DATA PROVIDED
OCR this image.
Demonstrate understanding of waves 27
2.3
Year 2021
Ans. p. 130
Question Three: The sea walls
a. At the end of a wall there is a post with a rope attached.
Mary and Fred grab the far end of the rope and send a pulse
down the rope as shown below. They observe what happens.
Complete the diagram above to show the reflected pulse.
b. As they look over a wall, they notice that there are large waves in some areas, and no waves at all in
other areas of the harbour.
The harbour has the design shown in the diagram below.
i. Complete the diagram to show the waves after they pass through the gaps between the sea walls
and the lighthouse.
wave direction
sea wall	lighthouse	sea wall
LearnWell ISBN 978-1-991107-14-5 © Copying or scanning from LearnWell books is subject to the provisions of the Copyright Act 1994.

SET EXERCISE
Copy all of the data exactly.

REPLY
OCR this image.
Demonstrate understanding of waves 27
2.3
Year 2021
Ans. p. 130
Question Three: The sea walls
a. At the end of a wall there is a post with a rope attached.
Mary and Fred grab the far end of the rope and send a pulse
down the rope as shown below. They observe what happens.
Complete the diagram above to show the reflected pulse.
b. As they look over a wall, they notice that there are large waves in some areas, and no waves at all in
other areas of the harbour.
The harbour has the design shown in the diagram below.
i. Complete the diagram to show the waves after they pass through the gaps between the sea walls
and the lighthouse.
wave direction
sea wall	lighthouse	sea wall
LearnWell ISBN 978-1-991107-14-5 © Copying or scanning from LearnWell books is subject to the provisions of the Copyright Act 1994.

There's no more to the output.